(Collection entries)
-- begin --

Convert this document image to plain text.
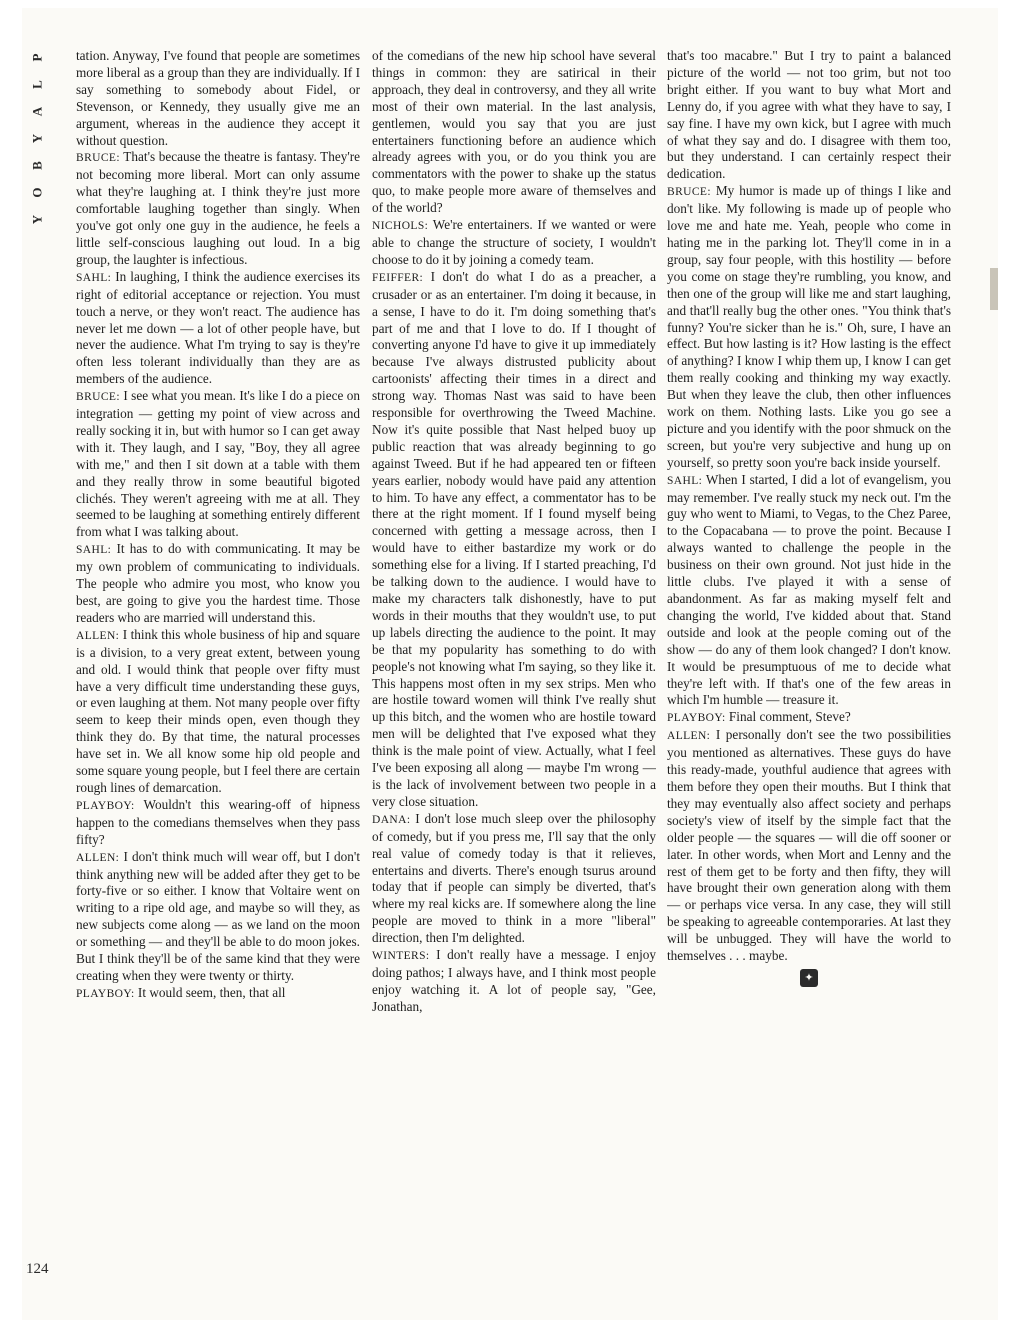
P
L
A
Y
B
O
Y
124

tation. Anyway, I've found that people are sometimes more liberal as a group than they are individually. If I say something to somebody about Fidel, or Stevenson, or Kennedy, they usually give me an argument, whereas in the audience they accept it without question.

BRUCE: That's because the theatre is fantasy. They're not becoming more liberal. Mort can only assume what they're laughing at. I think they're just more comfortable laughing together than singly. When you've got only one guy in the audience, he feels a little self-conscious laughing out loud. In a big group, the laughter is infectious.

SAHL: In laughing, I think the audience exercises its right of editorial acceptance or rejection. You must touch a nerve, or they won't react. The audience has never let me down — a lot of other people have, but never the audience. What I'm trying to say is they're often less tolerant individually than they are as members of the audience.

BRUCE: I see what you mean. It's like I do a piece on integration — getting my point of view across and really socking it in, but with humor so I can get away with it. They laugh, and I say, "Boy, they all agree with me," and then I sit down at a table with them and they really throw in some beautiful bigoted clichés. They weren't agreeing with me at all. They seemed to be laughing at something entirely different from what I was talking about.

SAHL: It has to do with communicating. It may be my own problem of communicating to individuals. The people who admire you most, who know you best, are going to give you the hardest time. Those readers who are married will understand this.

ALLEN: I think this whole business of hip and square is a division, to a very great extent, between young and old. I would think that people over fifty must have a very difficult time understanding these guys, or even laughing at them. Not many people over fifty seem to keep their minds open, even though they think they do. By that time, the natural processes have set in. We all know some hip old people and some square young people, but I feel there are certain rough lines of demarcation.

PLAYBOY: Wouldn't this wearing-off of hipness happen to the comedians themselves when they pass fifty?

ALLEN: I don't think much will wear off, but I don't think anything new will be added after they get to be forty-five or so either. I know that Voltaire went on writing to a ripe old age, and maybe so will they, as new subjects come along — as we land on the moon or something — and they'll be able to do moon jokes. But I think they'll be of the same kind that they were creating when they were twenty or thirty.

PLAYBOY: It would seem, then, that all

of the comedians of the new hip school have several things in common: they are satirical in their approach, they deal in controversy, and they all write most of their own material. In the last analysis, gentlemen, would you say that you are just entertainers functioning before an audience which already agrees with you, or do you think you are commentators with the power to shake up the status quo, to make people more aware of themselves and of the world?

NICHOLS: We're entertainers. If we wanted or were able to change the structure of society, I wouldn't choose to do it by joining a comedy team.

FEIFFER: I don't do what I do as a preacher, a crusader or as an entertainer. I'm doing it because, in a sense, I have to do it. I'm doing something that's part of me and that I love to do. If I thought of converting anyone I'd have to give it up immediately because I've always distrusted publicity about cartoonists' affecting their times in a direct and strong way. Thomas Nast was said to have been responsible for overthrowing the Tweed Machine. Now it's quite possible that Nast helped buoy up public reaction that was already beginning to go against Tweed. But if he had appeared ten or fifteen years earlier, nobody would have paid any attention to him. To have any effect, a commentator has to be there at the right moment. If I found myself being concerned with getting a message across, then I would have to either bastardize my work or do something else for a living. If I started preaching, I'd be talking down to the audience. I would have to make my characters talk dishonestly, have to put words in their mouths that they wouldn't use, to put up labels directing the audience to the point. It may be that my popularity has something to do with people's not knowing what I'm saying, so they like it. This happens most often in my sex strips. Men who are hostile toward women will think I've really shut up this bitch, and the women who are hostile toward men will be delighted that I've exposed what they think is the male point of view. Actually, what I feel I've been exposing all along — maybe I'm wrong — is the lack of involvement between two people in a very close situation.

DANA: I don't lose much sleep over the philosophy of comedy, but if you press me, I'll say that the only real value of comedy today is that it relieves, entertains and diverts. There's enough tsurus around today that if people can simply be diverted, that's where my real kicks are. If somewhere along the line people are moved to think in a more "liberal" direction, then I'm delighted.

WINTERS: I don't really have a message. I enjoy doing pathos; I always have, and I think most people enjoy watching it. A lot of people say, "Gee, Jonathan,

that's too macabre." But I try to paint a balanced picture of the world — not too grim, but not too bright either. If you want to buy what Mort and Lenny do, if you agree with what they have to say, I say fine. I have my own kick, but I agree with much of what they say and do. I disagree with them too, but they understand. I can certainly respect their dedication.

BRUCE: My humor is made up of things I like and don't like. My following is made up of people who love me and hate me. Yeah, people who come in hating me in the parking lot. They'll come in in a group, say four people, with this hostility — before you come on stage they're rumbling, you know, and then one of the group will like me and start laughing, and that'll really bug the other ones. "You think that's funny? You're sicker than he is." Oh, sure, I have an effect. But how lasting is it? How lasting is the effect of anything? I know I whip them up, I know I can get them really cooking and thinking my way exactly. But when they leave the club, then other influences work on them. Nothing lasts. Like you go see a picture and you identify with the poor shmuck on the screen, but you're very subjective and hung up on yourself, so pretty soon you're back inside yourself.

SAHL: When I started, I did a lot of evangelism, you may remember. I've really stuck my neck out. I'm the guy who went to Miami, to Vegas, to the Chez Paree, to the Copacabana — to prove the point. Because I always wanted to challenge the people in the business on their own ground. Not just hide in the little clubs. I've played it with a sense of abandonment. As far as making myself felt and changing the world, I've kidded about that. Stand outside and look at the people coming out of the show — do any of them look changed? I don't know. It would be presumptuous of me to decide what they're left with. If that's one of the few areas in which I'm humble — treasure it.

PLAYBOY: Final comment, Steve?

ALLEN: I personally don't see the two possibilities you mentioned as alternatives. These guys do have this ready-made, youthful audience that agrees with them before they open their mouths. But I think that they may eventually also affect society and perhaps society's view of itself by the simple fact that the older people — the squares — will die off sooner or later. In other words, when Mort and Lenny and the rest of them get to be forty and then fifty, they will have brought their own generation along with them — or perhaps vice versa. In any case, they will still be speaking to agreeable contemporaries. At last they will be unbugged. They will have the world to themselves . . . maybe.

✦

-- end --

**WHAT IS ASKED**
Print the entries above exactly, taking out only the pictures.

**EXERCISE OUTPUT**
Convert this document image to plain text.
P
L
A
Y
B
O
Y
124

tation. Anyway, I've found that people are sometimes more liberal as a group than they are individually. If I say something to somebody about Fidel, or Stevenson, or Kennedy, they usually give me an argument, whereas in the audience they accept it without question.

BRUCE: That's because the theatre is fantasy. They're not becoming more liberal. Mort can only assume what they're laughing at. I think they're just more comfortable laughing together than singly. When you've got only one guy in the audience, he feels a little self-conscious laughing out loud. In a big group, the laughter is infectious.

SAHL: In laughing, I think the audience exercises its right of editorial acceptance or rejection. You must touch a nerve, or they won't react. The audience has never let me down — a lot of other people have, but never the audience. What I'm trying to say is they're often less tolerant individually than they are as members of the audience.

BRUCE: I see what you mean. It's like I do a piece on integration — getting my point of view across and really socking it in, but with humor so I can get away with it. They laugh, and I say, "Boy, they all agree with me," and then I sit down at a table with them and they really throw in some beautiful bigoted clichés. They weren't agreeing with me at all. They seemed to be laughing at something entirely different from what I was talking about.

SAHL: It has to do with communicating. It may be my own problem of communicating to individuals. The people who admire you most, who know you best, are going to give you the hardest time. Those readers who are married will understand this.

ALLEN: I think this whole business of hip and square is a division, to a very great extent, between young and old. I would think that people over fifty must have a very difficult time understanding these guys, or even laughing at them. Not many people over fifty seem to keep their minds open, even though they think they do. By that time, the natural processes have set in. We all know some hip old people and some square young people, but I feel there are certain rough lines of demarcation.

PLAYBOY: Wouldn't this wearing-off of hipness happen to the comedians themselves when they pass fifty?

ALLEN: I don't think much will wear off, but I don't think anything new will be added after they get to be forty-five or so either. I know that Voltaire went on writing to a ripe old age, and maybe so will they, as new subjects come along — as we land on the moon or something — and they'll be able to do moon jokes. But I think they'll be of the same kind that they were creating when they were twenty or thirty.

PLAYBOY: It would seem, then, that all

of the comedians of the new hip school have several things in common: they are satirical in their approach, they deal in controversy, and they all write most of their own material. In the last analysis, gentlemen, would you say that you are just entertainers functioning before an audience which already agrees with you, or do you think you are commentators with the power to shake up the status quo, to make people more aware of themselves and of the world?

NICHOLS: We're entertainers. If we wanted or were able to change the structure of society, I wouldn't choose to do it by joining a comedy team.

FEIFFER: I don't do what I do as a preacher, a crusader or as an entertainer. I'm doing it because, in a sense, I have to do it. I'm doing something that's part of me and that I love to do. If I thought of converting anyone I'd have to give it up immediately because I've always distrusted publicity about cartoonists' affecting their times in a direct and strong way. Thomas Nast was said to have been responsible for overthrowing the Tweed Machine. Now it's quite possible that Nast helped buoy up public reaction that was already beginning to go against Tweed. But if he had appeared ten or fifteen years earlier, nobody would have paid any attention to him. To have any effect, a commentator has to be there at the right moment. If I found myself being concerned with getting a message across, then I would have to either bastardize my work or do something else for a living. If I started preaching, I'd be talking down to the audience. I would have to make my characters talk dishonestly, have to put words in their mouths that they wouldn't use, to put up labels directing the audience to the point. It may be that my popularity has something to do with people's not knowing what I'm saying, so they like it. This happens most often in my sex strips. Men who are hostile toward women will think I've really shut up this bitch, and the women who are hostile toward men will be delighted that I've exposed what they think is the male point of view. Actually, what I feel I've been exposing all along — maybe I'm wrong — is the lack of involvement between two people in a very close situation.

DANA: I don't lose much sleep over the philosophy of comedy, but if you press me, I'll say that the only real value of comedy today is that it relieves, entertains and diverts. There's enough tsurus around today that if people can simply be diverted, that's where my real kicks are. If somewhere along the line people are moved to think in a more "liberal" direction, then I'm delighted.

WINTERS: I don't really have a message. I enjoy doing pathos; I always have, and I think most people enjoy watching it. A lot of people say, "Gee, Jonathan,

that's too macabre." But I try to paint a balanced picture of the world — not too grim, but not too bright either. If you want to buy what Mort and Lenny do, if you agree with what they have to say, I say fine. I have my own kick, but I agree with much of what they say and do. I disagree with them too, but they understand. I can certainly respect their dedication.

BRUCE: My humor is made up of things I like and don't like. My following is made up of people who love me and hate me. Yeah, people who come in hating me in the parking lot. They'll come in in a group, say four people, with this hostility — before you come on stage they're rumbling, you know, and then one of the group will like me and start laughing, and that'll really bug the other ones. "You think that's funny? You're sicker than he is." Oh, sure, I have an effect. But how lasting is it? How lasting is the effect of anything? I know I whip them up, I know I can get them really cooking and thinking my way exactly. But when they leave the club, then other influences work on them. Nothing lasts. Like you go see a picture and you identify with the poor shmuck on the screen, but you're very subjective and hung up on yourself, so pretty soon you're back inside yourself.

SAHL: When I started, I did a lot of evangelism, you may remember. I've really stuck my neck out. I'm the guy who went to Miami, to Vegas, to the Chez Paree, to the Copacabana — to prove the point. Because I always wanted to challenge the people in the business on their own ground. Not just hide in the little clubs. I've played it with a sense of abandonment. As far as making myself felt and changing the world, I've kidded about that. Stand outside and look at the people coming out of the show — do any of them look changed? I don't know. It would be presumptuous of me to decide what they're left with. If that's one of the few areas in which I'm humble — treasure it.

PLAYBOY: Final comment, Steve?

ALLEN: I personally don't see the two possibilities you mentioned as alternatives. These guys do have this ready-made, youthful audience that agrees with them before they open their mouths. But I think that they may eventually also affect society and perhaps society's view of itself by the simple fact that the older people — the squares — will die off sooner or later. In other words, when Mort and Lenny and the rest of them get to be forty and then fifty, they will have brought their own generation along with them — or perhaps vice versa. In any case, they will still be speaking to agreeable contemporaries. At last they will be unbugged. They will have the world to themselves . . . maybe.

✦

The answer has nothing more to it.